**EXERCISE DETAILS**. Give the lines again exactly, from the one holding "Enumerate this screenshot's" to the last line of the listing below, both ends included and nothing added.

[Data entries for graphics]
|---|
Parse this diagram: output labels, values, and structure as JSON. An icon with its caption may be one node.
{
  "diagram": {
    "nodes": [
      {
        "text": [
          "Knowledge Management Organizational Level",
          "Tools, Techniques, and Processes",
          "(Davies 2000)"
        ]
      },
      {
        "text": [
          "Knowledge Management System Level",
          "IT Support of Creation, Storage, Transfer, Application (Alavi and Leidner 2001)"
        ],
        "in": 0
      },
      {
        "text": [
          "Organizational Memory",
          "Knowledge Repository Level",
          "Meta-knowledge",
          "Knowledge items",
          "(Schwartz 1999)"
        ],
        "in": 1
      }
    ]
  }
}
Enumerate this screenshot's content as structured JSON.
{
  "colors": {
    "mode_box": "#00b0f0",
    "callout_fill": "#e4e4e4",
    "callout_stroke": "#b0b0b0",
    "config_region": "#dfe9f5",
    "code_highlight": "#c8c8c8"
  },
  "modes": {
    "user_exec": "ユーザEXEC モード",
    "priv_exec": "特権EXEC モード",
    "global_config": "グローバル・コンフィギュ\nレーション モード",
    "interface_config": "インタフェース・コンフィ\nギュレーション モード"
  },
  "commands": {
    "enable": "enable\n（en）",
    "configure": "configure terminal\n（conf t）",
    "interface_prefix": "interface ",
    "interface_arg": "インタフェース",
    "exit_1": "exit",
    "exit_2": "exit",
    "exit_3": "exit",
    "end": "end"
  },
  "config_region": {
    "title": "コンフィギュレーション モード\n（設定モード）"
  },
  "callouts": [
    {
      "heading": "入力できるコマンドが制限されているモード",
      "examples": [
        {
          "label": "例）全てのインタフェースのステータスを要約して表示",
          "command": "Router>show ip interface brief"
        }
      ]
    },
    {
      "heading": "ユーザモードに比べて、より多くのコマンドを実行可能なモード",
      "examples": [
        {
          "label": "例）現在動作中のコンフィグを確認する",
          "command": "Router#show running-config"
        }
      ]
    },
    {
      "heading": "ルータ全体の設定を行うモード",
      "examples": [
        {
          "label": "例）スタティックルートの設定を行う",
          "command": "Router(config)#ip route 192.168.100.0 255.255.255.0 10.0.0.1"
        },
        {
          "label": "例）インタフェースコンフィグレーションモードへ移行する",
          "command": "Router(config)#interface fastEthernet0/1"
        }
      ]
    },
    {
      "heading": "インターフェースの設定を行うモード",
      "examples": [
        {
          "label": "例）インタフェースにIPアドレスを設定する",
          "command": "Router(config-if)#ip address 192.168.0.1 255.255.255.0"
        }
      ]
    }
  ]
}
|---|
**RESULT BELOW**.
Enumerate this screenshot's content as structured JSON.
{
  "colors": {
    "mode_box": "#00b0f0",
    "callout_fill": "#e4e4e4",
    "callout_stroke": "#b0b0b0",
    "config_region": "#dfe9f5",
    "code_highlight": "#c8c8c8"
  },
  "modes": {
    "user_exec": "ユーザEXEC モード",
    "priv_exec": "特権EXEC モード",
    "global_config": "グローバル・コンフィギュ\nレーション モード",
    "interface_config": "インタフェース・コンフィ\nギュレーション モード"
  },
  "commands": {
    "enable": "enable\n（en）",
    "configure": "configure terminal\n（conf t）",
    "interface_prefix": "interface ",
    "interface_arg": "インタフェース",
    "exit_1": "exit",
    "exit_2": "exit",
    "exit_3": "exit",
    "end": "end"
  },
  "config_region": {
    "title": "コンフィギュレーション モード\n（設定モード）"
  },
  "callouts": [
    {
      "heading": "入力できるコマンドが制限されているモード",
      "examples": [
        {
          "label": "例）全てのインタフェースのステータスを要約して表示",
          "command": "Router>show ip interface brief"
        }
      ]
    },
    {
      "heading": "ユーザモードに比べて、より多くのコマンドを実行可能なモード",
      "examples": [
        {
          "label": "例）現在動作中のコンフィグを確認する",
          "command": "Router#show running-config"
        }
      ]
    },
    {
      "heading": "ルータ全体の設定を行うモード",
      "examples": [
        {
          "label": "例）スタティックルートの設定を行う",
          "command": "Router(config)#ip route 192.168.100.0 255.255.255.0 10.0.0.1"
        },
        {
          "label": "例）インタフェースコンフィグレーションモードへ移行する",
          "command": "Router(config)#interface fastEthernet0/1"
        }
      ]
    },
    {
      "heading": "インターフェースの設定を行うモード",
      "examples": [
        {
          "label": "例）インタフェースにIPアドレスを設定する",
          "command": "Router(config-if)#ip address 192.168.0.1 255.255.255.0"
        }
      ]
    }
  ]
}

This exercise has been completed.